● Task description
Identify the lines that contain the word "later", then copy them.

────────────────

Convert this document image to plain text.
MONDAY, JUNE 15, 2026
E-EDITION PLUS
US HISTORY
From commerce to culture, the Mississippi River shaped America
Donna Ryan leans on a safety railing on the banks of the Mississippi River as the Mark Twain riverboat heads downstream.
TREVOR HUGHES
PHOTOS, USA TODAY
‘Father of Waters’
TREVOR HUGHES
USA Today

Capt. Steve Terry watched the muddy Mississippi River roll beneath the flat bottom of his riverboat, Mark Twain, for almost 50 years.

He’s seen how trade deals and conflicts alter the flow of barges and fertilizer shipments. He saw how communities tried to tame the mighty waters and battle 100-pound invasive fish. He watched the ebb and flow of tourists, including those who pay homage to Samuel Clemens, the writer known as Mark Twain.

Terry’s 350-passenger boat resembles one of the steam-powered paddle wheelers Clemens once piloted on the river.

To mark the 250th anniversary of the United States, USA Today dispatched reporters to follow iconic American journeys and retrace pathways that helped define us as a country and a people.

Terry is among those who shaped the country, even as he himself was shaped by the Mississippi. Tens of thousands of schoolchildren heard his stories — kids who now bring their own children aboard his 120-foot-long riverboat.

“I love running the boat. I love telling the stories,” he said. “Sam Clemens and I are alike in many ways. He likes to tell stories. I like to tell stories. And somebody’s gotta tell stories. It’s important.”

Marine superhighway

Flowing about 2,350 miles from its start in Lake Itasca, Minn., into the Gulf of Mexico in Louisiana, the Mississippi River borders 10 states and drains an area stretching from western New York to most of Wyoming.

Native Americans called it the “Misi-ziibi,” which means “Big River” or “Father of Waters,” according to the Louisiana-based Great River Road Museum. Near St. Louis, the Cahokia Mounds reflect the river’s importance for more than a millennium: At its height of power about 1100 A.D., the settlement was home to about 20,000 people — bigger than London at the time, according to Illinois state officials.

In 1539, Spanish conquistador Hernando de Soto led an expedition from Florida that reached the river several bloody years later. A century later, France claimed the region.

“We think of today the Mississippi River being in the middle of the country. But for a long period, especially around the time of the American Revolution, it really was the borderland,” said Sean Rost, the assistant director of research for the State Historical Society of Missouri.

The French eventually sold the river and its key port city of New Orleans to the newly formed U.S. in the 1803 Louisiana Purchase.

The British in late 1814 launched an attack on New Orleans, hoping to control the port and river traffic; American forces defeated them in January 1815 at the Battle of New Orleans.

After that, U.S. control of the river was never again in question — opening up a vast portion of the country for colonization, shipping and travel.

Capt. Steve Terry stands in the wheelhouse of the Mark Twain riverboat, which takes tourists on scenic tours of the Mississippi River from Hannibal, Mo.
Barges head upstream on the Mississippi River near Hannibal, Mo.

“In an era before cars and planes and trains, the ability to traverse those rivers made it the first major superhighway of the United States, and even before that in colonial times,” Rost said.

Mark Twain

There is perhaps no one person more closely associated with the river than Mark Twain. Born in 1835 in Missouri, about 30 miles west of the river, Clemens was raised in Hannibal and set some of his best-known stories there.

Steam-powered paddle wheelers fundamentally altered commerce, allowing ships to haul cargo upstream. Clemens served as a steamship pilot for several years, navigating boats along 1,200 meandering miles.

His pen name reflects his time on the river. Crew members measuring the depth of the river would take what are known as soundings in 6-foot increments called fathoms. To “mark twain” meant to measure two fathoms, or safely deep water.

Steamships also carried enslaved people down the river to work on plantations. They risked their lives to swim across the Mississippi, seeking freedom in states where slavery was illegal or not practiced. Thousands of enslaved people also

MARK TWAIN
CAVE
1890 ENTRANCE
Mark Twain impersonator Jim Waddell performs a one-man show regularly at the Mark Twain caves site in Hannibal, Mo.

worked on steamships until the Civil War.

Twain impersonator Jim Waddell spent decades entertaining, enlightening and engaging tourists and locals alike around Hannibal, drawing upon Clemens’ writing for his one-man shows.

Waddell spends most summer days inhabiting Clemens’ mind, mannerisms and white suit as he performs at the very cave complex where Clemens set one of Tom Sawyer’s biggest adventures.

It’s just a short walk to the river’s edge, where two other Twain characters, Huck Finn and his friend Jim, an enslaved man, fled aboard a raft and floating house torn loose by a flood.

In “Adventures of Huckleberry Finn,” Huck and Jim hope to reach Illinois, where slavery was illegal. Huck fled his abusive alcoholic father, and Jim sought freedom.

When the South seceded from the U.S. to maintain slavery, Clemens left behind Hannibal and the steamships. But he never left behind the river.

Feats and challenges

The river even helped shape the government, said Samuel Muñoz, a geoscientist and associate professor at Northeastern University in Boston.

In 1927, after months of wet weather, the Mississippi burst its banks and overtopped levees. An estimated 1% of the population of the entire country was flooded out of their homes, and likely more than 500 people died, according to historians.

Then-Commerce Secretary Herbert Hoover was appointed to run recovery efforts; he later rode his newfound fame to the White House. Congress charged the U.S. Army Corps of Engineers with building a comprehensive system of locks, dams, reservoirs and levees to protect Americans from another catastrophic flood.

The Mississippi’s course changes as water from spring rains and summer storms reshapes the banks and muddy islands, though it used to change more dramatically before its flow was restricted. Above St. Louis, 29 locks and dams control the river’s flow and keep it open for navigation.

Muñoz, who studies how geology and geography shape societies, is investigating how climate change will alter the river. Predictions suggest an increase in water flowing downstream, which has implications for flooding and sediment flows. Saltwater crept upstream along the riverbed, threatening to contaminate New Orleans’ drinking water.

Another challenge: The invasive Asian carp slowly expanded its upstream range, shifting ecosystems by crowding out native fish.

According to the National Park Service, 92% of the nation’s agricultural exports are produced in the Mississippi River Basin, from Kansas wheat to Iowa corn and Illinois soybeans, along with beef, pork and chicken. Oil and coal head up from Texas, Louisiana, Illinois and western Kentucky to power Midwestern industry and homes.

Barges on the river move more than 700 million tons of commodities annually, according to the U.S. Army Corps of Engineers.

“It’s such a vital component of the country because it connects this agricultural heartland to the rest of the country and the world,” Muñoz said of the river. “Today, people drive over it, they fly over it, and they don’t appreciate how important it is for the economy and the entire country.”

────────────────

● Exercise output
In 1539, Spanish conquistador Hernando de Soto led an expedition from Florida that reached the river several bloody years later. A century later, France claimed the region.
Then-Commerce Secretary Herbert Hoover was appointed to run recovery efforts; he later rode his newfound fame to the White House. Congress charged the U.S. Army Corps of Engineers with building a comprehensive system of locks, dams, reservoirs and levees to protect Americans from another catastrophic flood.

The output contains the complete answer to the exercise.